Write out the material exactly, without any of its pictures.

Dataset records

»»

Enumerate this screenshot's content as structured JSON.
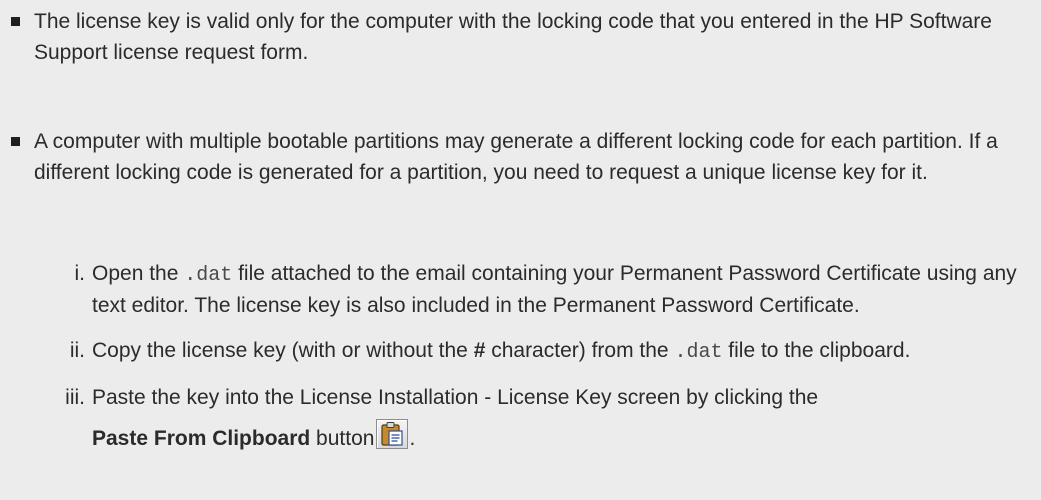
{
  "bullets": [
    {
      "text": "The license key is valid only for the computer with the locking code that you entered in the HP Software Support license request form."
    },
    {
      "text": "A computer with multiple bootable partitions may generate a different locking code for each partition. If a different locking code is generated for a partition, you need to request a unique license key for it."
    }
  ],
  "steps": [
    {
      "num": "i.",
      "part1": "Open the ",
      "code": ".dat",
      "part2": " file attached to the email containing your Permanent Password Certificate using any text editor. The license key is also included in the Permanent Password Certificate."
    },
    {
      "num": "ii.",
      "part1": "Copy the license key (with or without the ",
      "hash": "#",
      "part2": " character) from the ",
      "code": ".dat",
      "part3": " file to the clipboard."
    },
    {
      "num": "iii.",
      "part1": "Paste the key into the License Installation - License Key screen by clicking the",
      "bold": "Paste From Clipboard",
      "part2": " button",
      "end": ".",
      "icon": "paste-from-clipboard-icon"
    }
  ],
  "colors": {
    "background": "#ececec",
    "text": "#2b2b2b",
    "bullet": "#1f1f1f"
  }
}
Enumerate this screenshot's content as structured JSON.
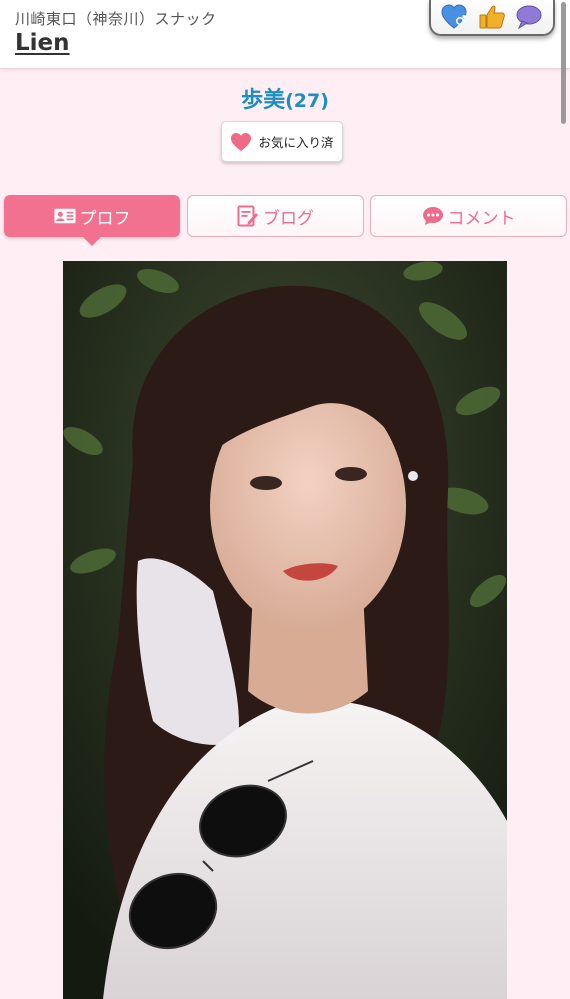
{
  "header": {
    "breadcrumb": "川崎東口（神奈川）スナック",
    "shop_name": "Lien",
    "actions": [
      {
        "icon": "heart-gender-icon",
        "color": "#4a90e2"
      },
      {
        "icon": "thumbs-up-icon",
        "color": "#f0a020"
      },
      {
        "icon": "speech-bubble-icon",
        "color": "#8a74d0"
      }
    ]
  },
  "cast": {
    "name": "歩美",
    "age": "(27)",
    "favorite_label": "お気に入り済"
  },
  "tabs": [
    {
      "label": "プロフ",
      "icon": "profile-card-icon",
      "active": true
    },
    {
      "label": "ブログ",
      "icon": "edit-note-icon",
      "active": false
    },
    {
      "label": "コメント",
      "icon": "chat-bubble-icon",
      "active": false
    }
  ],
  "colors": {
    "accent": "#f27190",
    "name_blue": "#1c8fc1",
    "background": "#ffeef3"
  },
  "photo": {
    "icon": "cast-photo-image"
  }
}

««

Answer to the exercise
Enumerate this screenshot's content as structured JSON.
{
  "bullets": [
    {
      "text": "The license key is valid only for the computer with the locking code that you entered in the HP Software Support license request form."
    },
    {
      "text": "A computer with multiple bootable partitions may generate a different locking code for each partition. If a different locking code is generated for a partition, you need to request a unique license key for it."
    }
  ],
  "steps": [
    {
      "num": "i.",
      "part1": "Open the ",
      "code": ".dat",
      "part2": " file attached to the email containing your Permanent Password Certificate using any text editor. The license key is also included in the Permanent Password Certificate."
    },
    {
      "num": "ii.",
      "part1": "Copy the license key (with or without the ",
      "hash": "#",
      "part2": " character) from the ",
      "code": ".dat",
      "part3": " file to the clipboard."
    },
    {
      "num": "iii.",
      "part1": "Paste the key into the License Installation - License Key screen by clicking the",
      "bold": "Paste From Clipboard",
      "part2": " button",
      "end": ".",
      "icon": "paste-from-clipboard-icon"
    }
  ],
  "colors": {
    "background": "#ececec",
    "text": "#2b2b2b",
    "bullet": "#1f1f1f"
  }
}
Enumerate this screenshot's content as structured JSON.
{
  "header": {
    "breadcrumb": "川崎東口（神奈川）スナック",
    "shop_name": "Lien",
    "actions": [
      {
        "icon": "heart-gender-icon",
        "color": "#4a90e2"
      },
      {
        "icon": "thumbs-up-icon",
        "color": "#f0a020"
      },
      {
        "icon": "speech-bubble-icon",
        "color": "#8a74d0"
      }
    ]
  },
  "cast": {
    "name": "歩美",
    "age": "(27)",
    "favorite_label": "お気に入り済"
  },
  "tabs": [
    {
      "label": "プロフ",
      "icon": "profile-card-icon",
      "active": true
    },
    {
      "label": "ブログ",
      "icon": "edit-note-icon",
      "active": false
    },
    {
      "label": "コメント",
      "icon": "chat-bubble-icon",
      "active": false
    }
  ],
  "colors": {
    "accent": "#f27190",
    "name_blue": "#1c8fc1",
    "background": "#ffeef3"
  },
  "photo": {
    "icon": "cast-photo-image"
  }
}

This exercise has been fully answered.